======== Records for processing ========

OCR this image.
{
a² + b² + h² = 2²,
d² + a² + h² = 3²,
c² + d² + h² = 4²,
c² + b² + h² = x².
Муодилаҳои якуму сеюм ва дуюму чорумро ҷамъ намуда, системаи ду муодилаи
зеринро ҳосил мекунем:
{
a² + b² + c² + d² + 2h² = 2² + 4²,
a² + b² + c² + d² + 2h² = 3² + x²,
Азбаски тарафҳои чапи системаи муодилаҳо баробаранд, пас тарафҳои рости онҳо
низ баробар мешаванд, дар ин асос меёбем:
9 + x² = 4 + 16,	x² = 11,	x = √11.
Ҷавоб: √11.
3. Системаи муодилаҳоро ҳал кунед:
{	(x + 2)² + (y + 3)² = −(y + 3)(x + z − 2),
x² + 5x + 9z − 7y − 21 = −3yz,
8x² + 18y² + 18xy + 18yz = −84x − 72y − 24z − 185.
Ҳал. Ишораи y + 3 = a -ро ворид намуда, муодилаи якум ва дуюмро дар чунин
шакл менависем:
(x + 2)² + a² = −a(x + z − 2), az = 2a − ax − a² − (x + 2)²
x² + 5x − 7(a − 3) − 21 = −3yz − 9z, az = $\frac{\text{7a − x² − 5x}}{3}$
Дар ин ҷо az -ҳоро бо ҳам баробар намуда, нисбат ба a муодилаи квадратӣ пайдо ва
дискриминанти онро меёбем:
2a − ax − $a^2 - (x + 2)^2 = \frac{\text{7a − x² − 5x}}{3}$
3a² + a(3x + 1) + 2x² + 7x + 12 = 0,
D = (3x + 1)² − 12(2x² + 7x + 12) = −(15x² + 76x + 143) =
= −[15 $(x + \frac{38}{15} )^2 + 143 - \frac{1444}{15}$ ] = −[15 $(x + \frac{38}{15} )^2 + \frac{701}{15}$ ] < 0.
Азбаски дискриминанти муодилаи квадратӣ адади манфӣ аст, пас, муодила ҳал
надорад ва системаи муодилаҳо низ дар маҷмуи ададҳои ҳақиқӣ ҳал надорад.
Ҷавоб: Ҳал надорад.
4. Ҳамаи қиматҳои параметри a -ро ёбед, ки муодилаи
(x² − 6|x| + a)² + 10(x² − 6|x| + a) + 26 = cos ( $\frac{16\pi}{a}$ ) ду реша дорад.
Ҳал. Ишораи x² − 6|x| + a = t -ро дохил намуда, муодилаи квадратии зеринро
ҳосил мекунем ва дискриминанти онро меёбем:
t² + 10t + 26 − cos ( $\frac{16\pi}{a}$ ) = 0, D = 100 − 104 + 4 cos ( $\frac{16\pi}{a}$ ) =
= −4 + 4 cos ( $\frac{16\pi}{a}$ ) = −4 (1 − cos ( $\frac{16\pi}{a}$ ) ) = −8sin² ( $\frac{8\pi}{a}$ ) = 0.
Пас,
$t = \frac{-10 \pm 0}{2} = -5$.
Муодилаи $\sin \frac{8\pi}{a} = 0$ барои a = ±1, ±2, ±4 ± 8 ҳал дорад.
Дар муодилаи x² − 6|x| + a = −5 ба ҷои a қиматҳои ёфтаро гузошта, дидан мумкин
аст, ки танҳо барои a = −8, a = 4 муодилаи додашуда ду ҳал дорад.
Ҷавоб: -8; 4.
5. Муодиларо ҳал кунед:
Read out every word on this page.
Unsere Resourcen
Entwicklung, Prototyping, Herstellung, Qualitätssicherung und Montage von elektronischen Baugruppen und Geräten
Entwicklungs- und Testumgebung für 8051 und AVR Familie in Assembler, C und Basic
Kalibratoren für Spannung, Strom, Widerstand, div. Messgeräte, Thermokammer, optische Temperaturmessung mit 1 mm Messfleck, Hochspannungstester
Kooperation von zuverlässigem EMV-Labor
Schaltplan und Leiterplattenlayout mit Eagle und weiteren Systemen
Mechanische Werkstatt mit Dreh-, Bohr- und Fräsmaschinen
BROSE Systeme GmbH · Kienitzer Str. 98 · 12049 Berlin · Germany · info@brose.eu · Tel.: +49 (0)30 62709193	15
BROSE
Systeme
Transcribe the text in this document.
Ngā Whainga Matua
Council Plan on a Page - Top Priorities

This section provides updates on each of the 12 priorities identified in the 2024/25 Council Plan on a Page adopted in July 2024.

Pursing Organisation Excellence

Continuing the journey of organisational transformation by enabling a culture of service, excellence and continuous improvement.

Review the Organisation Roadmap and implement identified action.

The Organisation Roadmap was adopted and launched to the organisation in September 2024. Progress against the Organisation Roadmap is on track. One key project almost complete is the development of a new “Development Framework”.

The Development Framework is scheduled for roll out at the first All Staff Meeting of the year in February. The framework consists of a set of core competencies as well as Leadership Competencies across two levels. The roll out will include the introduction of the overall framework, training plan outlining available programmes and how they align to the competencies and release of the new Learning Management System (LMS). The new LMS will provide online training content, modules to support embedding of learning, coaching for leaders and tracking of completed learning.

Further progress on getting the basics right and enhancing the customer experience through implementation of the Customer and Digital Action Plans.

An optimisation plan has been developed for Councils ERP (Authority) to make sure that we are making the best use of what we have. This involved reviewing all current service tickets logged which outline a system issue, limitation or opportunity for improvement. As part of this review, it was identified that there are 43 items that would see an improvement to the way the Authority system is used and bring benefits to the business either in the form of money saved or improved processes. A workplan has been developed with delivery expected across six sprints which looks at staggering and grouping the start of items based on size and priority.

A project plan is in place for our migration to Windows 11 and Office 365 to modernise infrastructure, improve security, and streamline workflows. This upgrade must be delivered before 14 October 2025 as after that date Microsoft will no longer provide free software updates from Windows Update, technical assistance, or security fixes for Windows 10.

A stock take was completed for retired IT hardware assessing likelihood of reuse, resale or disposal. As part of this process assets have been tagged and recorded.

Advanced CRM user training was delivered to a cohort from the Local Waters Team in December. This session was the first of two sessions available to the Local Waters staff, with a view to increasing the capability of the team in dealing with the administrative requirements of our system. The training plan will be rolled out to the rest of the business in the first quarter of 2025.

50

========

What the task asks >>
Retype the material above, line by line, exactly.

Result below >>
OCR this image.
{
a² + b² + h² = 2²,
d² + a² + h² = 3²,
c² + d² + h² = 4²,
c² + b² + h² = x².
Муодилаҳои якуму сеюм ва дуюму чорумро ҷамъ намуда, системаи ду муодилаи
зеринро ҳосил мекунем:
{
a² + b² + c² + d² + 2h² = 2² + 4²,
a² + b² + c² + d² + 2h² = 3² + x²,
Азбаски тарафҳои чапи системаи муодилаҳо баробаранд, пас тарафҳои рости онҳо
низ баробар мешаванд, дар ин асос меёбем:
9 + x² = 4 + 16,	x² = 11,	x = √11.
Ҷавоб: √11.
3. Системаи муодилаҳоро ҳал кунед:
{	(x + 2)² + (y + 3)² = −(y + 3)(x + z − 2),
x² + 5x + 9z − 7y − 21 = −3yz,
8x² + 18y² + 18xy + 18yz = −84x − 72y − 24z − 185.
Ҳал. Ишораи y + 3 = a -ро ворид намуда, муодилаи якум ва дуюмро дар чунин
шакл менависем:
(x + 2)² + a² = −a(x + z − 2), az = 2a − ax − a² − (x + 2)²
x² + 5x − 7(a − 3) − 21 = −3yz − 9z, az = $\frac{\text{7a − x² − 5x}}{3}$
Дар ин ҷо az -ҳоро бо ҳам баробар намуда, нисбат ба a муодилаи квадратӣ пайдо ва
дискриминанти онро меёбем:
2a − ax − $a^2 - (x + 2)^2 = \frac{\text{7a − x² − 5x}}{3}$
3a² + a(3x + 1) + 2x² + 7x + 12 = 0,
D = (3x + 1)² − 12(2x² + 7x + 12) = −(15x² + 76x + 143) =
= −[15 $(x + \frac{38}{15} )^2 + 143 - \frac{1444}{15}$ ] = −[15 $(x + \frac{38}{15} )^2 + \frac{701}{15}$ ] < 0.
Азбаски дискриминанти муодилаи квадратӣ адади манфӣ аст, пас, муодила ҳал
надорад ва системаи муодилаҳо низ дар маҷмуи ададҳои ҳақиқӣ ҳал надорад.
Ҷавоб: Ҳал надорад.
4. Ҳамаи қиматҳои параметри a -ро ёбед, ки муодилаи
(x² − 6|x| + a)² + 10(x² − 6|x| + a) + 26 = cos ( $\frac{16\pi}{a}$ ) ду реша дорад.
Ҳал. Ишораи x² − 6|x| + a = t -ро дохил намуда, муодилаи квадратии зеринро
ҳосил мекунем ва дискриминанти онро меёбем:
t² + 10t + 26 − cos ( $\frac{16\pi}{a}$ ) = 0, D = 100 − 104 + 4 cos ( $\frac{16\pi}{a}$ ) =
= −4 + 4 cos ( $\frac{16\pi}{a}$ ) = −4 (1 − cos ( $\frac{16\pi}{a}$ ) ) = −8sin² ( $\frac{8\pi}{a}$ ) = 0.
Пас,
$t = \frac{-10 \pm 0}{2} = -5$.
Муодилаи $\sin \frac{8\pi}{a} = 0$ барои a = ±1, ±2, ±4 ± 8 ҳал дорад.
Дар муодилаи x² − 6|x| + a = −5 ба ҷои a қиматҳои ёфтаро гузошта, дидан мумкин
аст, ки танҳо барои a = −8, a = 4 муодилаи додашуда ду ҳал дорад.
Ҷавоб: -8; 4.
5. Муодиларо ҳал кунед:
Read out every word on this page.
Unsere Resourcen
Entwicklung, Prototyping, Herstellung, Qualitätssicherung und Montage von elektronischen Baugruppen und Geräten
Entwicklungs- und Testumgebung für 8051 und AVR Familie in Assembler, C und Basic
Kalibratoren für Spannung, Strom, Widerstand, div. Messgeräte, Thermokammer, optische Temperaturmessung mit 1 mm Messfleck, Hochspannungstester
Kooperation von zuverlässigem EMV-Labor
Schaltplan und Leiterplattenlayout mit Eagle und weiteren Systemen
Mechanische Werkstatt mit Dreh-, Bohr- und Fräsmaschinen
BROSE Systeme GmbH · Kienitzer Str. 98 · 12049 Berlin · Germany · info@brose.eu · Tel.: +49 (0)30 62709193	15
BROSE
Systeme
Transcribe the text in this document.
Ngā Whainga Matua
Council Plan on a Page - Top Priorities

This section provides updates on each of the 12 priorities identified in the 2024/25 Council Plan on a Page adopted in July 2024.

Pursing Organisation Excellence

Continuing the journey of organisational transformation by enabling a culture of service, excellence and continuous improvement.

Review the Organisation Roadmap and implement identified action.

The Organisation Roadmap was adopted and launched to the organisation in September 2024. Progress against the Organisation Roadmap is on track. One key project almost complete is the development of a new “Development Framework”.

The Development Framework is scheduled for roll out at the first All Staff Meeting of the year in February. The framework consists of a set of core competencies as well as Leadership Competencies across two levels. The roll out will include the introduction of the overall framework, training plan outlining available programmes and how they align to the competencies and release of the new Learning Management System (LMS). The new LMS will provide online training content, modules to support embedding of learning, coaching for leaders and tracking of completed learning.

Further progress on getting the basics right and enhancing the customer experience through implementation of the Customer and Digital Action Plans.

An optimisation plan has been developed for Councils ERP (Authority) to make sure that we are making the best use of what we have. This involved reviewing all current service tickets logged which outline a system issue, limitation or opportunity for improvement. As part of this review, it was identified that there are 43 items that would see an improvement to the way the Authority system is used and bring benefits to the business either in the form of money saved or improved processes. A workplan has been developed with delivery expected across six sprints which looks at staggering and grouping the start of items based on size and priority.

A project plan is in place for our migration to Windows 11 and Office 365 to modernise infrastructure, improve security, and streamline workflows. This upgrade must be delivered before 14 October 2025 as after that date Microsoft will no longer provide free software updates from Windows Update, technical assistance, or security fixes for Windows 10.

A stock take was completed for retired IT hardware assessing likelihood of reuse, resale or disposal. As part of this process assets have been tagged and recorded.

Advanced CRM user training was delivered to a cohort from the Local Waters Team in December. This session was the first of two sessions available to the Local Waters staff, with a view to increasing the capability of the team in dealing with the administrative requirements of our system. The training plan will be rolled out to the rest of the business in the first quarter of 2025.

50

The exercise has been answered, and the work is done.